**Data records**
———
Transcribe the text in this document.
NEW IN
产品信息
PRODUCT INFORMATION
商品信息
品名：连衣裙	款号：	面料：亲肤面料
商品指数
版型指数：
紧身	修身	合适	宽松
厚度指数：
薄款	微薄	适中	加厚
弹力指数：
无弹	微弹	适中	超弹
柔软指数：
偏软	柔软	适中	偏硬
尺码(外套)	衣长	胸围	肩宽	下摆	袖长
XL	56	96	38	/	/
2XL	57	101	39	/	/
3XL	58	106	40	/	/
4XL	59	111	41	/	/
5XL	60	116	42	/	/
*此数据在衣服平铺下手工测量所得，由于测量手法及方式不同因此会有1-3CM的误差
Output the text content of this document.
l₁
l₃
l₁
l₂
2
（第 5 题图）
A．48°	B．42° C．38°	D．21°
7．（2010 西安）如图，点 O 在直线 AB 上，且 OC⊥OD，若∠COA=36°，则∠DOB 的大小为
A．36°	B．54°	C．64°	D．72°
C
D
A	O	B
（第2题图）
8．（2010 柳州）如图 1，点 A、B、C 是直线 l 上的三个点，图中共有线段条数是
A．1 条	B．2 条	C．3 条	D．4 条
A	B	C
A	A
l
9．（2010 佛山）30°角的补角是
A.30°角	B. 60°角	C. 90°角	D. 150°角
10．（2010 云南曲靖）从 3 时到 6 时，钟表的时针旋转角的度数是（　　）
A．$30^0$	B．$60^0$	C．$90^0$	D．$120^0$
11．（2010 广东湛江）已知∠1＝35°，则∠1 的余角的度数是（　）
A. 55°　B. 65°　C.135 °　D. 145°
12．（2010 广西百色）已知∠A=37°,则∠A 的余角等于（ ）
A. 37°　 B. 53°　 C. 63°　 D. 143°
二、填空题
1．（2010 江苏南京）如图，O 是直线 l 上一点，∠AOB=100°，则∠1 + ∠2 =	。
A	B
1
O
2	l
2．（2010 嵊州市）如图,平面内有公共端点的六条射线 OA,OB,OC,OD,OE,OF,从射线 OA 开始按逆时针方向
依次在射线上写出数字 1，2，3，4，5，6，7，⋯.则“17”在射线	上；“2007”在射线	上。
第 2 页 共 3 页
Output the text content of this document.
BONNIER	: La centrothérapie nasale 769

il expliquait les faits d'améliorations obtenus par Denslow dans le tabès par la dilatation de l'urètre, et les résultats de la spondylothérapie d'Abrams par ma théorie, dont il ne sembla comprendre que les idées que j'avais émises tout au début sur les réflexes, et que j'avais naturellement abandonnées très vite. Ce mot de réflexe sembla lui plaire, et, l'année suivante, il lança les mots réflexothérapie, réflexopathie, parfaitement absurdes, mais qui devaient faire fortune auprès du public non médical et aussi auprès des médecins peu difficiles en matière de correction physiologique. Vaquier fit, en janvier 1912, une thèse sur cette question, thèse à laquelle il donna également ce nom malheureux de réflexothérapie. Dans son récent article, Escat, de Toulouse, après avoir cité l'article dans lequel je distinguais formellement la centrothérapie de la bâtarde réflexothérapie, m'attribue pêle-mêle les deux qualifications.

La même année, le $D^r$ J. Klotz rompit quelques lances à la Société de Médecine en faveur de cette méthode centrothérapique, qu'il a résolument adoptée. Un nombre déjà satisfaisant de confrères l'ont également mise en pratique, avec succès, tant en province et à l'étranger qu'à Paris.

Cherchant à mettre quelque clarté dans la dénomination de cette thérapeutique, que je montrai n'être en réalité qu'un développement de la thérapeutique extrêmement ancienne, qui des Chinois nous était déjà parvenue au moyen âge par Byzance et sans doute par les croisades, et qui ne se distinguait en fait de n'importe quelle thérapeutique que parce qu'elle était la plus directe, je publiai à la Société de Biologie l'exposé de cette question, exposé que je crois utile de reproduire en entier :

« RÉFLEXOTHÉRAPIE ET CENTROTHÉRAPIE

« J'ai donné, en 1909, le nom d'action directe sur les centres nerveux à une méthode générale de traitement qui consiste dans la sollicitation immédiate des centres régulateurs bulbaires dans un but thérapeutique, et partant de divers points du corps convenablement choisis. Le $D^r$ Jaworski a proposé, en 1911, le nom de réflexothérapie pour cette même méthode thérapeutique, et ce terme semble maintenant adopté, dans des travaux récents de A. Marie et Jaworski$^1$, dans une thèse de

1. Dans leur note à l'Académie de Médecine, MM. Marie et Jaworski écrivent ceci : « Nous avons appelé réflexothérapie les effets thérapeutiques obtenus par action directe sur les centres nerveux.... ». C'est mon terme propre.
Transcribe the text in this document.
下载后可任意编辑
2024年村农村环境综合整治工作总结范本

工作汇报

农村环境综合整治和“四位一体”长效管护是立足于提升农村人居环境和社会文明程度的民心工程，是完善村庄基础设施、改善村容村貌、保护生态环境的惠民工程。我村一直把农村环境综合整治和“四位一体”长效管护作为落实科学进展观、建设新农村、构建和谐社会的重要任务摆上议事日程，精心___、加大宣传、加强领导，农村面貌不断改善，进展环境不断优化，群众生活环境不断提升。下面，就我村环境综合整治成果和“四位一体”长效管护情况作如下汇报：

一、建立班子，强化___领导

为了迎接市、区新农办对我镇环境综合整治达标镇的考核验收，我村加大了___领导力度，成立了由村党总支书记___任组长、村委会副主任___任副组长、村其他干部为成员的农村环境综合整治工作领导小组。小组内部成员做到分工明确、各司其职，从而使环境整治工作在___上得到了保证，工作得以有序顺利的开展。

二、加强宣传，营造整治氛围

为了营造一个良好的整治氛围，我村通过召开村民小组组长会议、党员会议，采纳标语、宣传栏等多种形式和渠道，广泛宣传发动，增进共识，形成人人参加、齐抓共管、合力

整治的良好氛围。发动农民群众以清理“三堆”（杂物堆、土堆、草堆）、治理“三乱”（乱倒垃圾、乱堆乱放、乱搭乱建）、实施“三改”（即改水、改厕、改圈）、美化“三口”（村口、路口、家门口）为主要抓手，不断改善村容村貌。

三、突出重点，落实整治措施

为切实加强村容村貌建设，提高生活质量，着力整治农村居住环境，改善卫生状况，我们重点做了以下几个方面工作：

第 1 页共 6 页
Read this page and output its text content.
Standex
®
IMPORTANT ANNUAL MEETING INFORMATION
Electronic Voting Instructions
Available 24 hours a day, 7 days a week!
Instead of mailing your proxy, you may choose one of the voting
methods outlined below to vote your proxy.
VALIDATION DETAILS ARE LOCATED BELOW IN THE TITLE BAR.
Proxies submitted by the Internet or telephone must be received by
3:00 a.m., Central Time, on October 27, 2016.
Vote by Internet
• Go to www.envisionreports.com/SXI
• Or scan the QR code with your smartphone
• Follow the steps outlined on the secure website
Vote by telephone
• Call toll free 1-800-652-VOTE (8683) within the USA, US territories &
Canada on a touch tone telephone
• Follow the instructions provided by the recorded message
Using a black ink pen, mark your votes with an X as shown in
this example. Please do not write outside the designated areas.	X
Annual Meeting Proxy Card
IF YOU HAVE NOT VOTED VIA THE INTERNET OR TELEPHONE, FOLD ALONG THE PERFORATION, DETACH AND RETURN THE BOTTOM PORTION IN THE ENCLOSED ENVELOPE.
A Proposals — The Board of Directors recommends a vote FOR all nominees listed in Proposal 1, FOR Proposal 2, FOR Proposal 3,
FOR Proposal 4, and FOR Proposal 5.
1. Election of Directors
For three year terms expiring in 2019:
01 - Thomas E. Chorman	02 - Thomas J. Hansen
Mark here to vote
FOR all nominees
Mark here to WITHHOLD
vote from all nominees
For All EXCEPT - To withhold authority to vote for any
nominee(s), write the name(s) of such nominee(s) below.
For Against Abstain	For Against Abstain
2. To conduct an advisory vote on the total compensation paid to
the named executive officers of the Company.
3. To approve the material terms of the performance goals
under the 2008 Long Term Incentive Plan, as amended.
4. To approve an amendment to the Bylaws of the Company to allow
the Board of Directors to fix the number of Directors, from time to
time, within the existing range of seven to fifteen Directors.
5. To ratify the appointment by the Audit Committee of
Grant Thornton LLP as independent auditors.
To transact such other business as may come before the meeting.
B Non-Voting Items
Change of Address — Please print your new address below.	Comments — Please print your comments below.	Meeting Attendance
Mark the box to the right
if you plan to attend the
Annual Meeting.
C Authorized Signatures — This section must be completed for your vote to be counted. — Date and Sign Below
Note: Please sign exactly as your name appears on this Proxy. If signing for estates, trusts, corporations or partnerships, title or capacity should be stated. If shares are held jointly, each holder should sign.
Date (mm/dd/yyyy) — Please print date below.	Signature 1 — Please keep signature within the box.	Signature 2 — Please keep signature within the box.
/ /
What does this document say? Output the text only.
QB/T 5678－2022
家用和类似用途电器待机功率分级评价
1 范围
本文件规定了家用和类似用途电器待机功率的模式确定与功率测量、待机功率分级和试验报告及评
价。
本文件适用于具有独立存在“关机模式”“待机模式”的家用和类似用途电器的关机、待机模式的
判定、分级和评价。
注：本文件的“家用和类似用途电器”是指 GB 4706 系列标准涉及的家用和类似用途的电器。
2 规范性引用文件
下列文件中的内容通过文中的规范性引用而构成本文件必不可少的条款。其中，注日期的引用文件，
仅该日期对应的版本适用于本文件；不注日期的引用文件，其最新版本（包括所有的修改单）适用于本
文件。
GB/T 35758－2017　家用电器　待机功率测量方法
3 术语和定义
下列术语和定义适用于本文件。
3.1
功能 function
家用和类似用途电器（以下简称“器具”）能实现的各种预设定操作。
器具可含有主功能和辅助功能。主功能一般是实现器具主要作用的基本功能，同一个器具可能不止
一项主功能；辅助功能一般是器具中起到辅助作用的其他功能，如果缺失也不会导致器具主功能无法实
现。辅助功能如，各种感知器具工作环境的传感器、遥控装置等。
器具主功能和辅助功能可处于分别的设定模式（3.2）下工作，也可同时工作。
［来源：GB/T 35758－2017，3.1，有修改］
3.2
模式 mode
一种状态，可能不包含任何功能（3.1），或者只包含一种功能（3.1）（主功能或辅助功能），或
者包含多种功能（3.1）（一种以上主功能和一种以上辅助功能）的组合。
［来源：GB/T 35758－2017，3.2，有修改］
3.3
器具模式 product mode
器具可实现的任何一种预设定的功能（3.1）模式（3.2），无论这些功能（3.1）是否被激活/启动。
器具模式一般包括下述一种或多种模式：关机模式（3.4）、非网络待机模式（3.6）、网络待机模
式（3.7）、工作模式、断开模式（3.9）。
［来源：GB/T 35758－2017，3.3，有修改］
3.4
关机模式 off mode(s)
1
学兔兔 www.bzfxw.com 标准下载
———
**Your task**
Write out, word for word, every line from the one containing "What does this" through the last line of the records above.

**Task output**
What does this document say? Output the text only.
QB/T 5678－2022
家用和类似用途电器待机功率分级评价
1 范围
本文件规定了家用和类似用途电器待机功率的模式确定与功率测量、待机功率分级和试验报告及评
价。
本文件适用于具有独立存在“关机模式”“待机模式”的家用和类似用途电器的关机、待机模式的
判定、分级和评价。
注：本文件的“家用和类似用途电器”是指 GB 4706 系列标准涉及的家用和类似用途的电器。
2 规范性引用文件
下列文件中的内容通过文中的规范性引用而构成本文件必不可少的条款。其中，注日期的引用文件，
仅该日期对应的版本适用于本文件；不注日期的引用文件，其最新版本（包括所有的修改单）适用于本
文件。
GB/T 35758－2017　家用电器　待机功率测量方法
3 术语和定义
下列术语和定义适用于本文件。
3.1
功能 function
家用和类似用途电器（以下简称“器具”）能实现的各种预设定操作。
器具可含有主功能和辅助功能。主功能一般是实现器具主要作用的基本功能，同一个器具可能不止
一项主功能；辅助功能一般是器具中起到辅助作用的其他功能，如果缺失也不会导致器具主功能无法实
现。辅助功能如，各种感知器具工作环境的传感器、遥控装置等。
器具主功能和辅助功能可处于分别的设定模式（3.2）下工作，也可同时工作。
［来源：GB/T 35758－2017，3.1，有修改］
3.2
模式 mode
一种状态，可能不包含任何功能（3.1），或者只包含一种功能（3.1）（主功能或辅助功能），或
者包含多种功能（3.1）（一种以上主功能和一种以上辅助功能）的组合。
［来源：GB/T 35758－2017，3.2，有修改］
3.3
器具模式 product mode
器具可实现的任何一种预设定的功能（3.1）模式（3.2），无论这些功能（3.1）是否被激活/启动。
器具模式一般包括下述一种或多种模式：关机模式（3.4）、非网络待机模式（3.6）、网络待机模
式（3.7）、工作模式、断开模式（3.9）。
［来源：GB/T 35758－2017，3.3，有修改］
3.4
关机模式 off mode(s)
1
学兔兔 www.bzfxw.com 标准下载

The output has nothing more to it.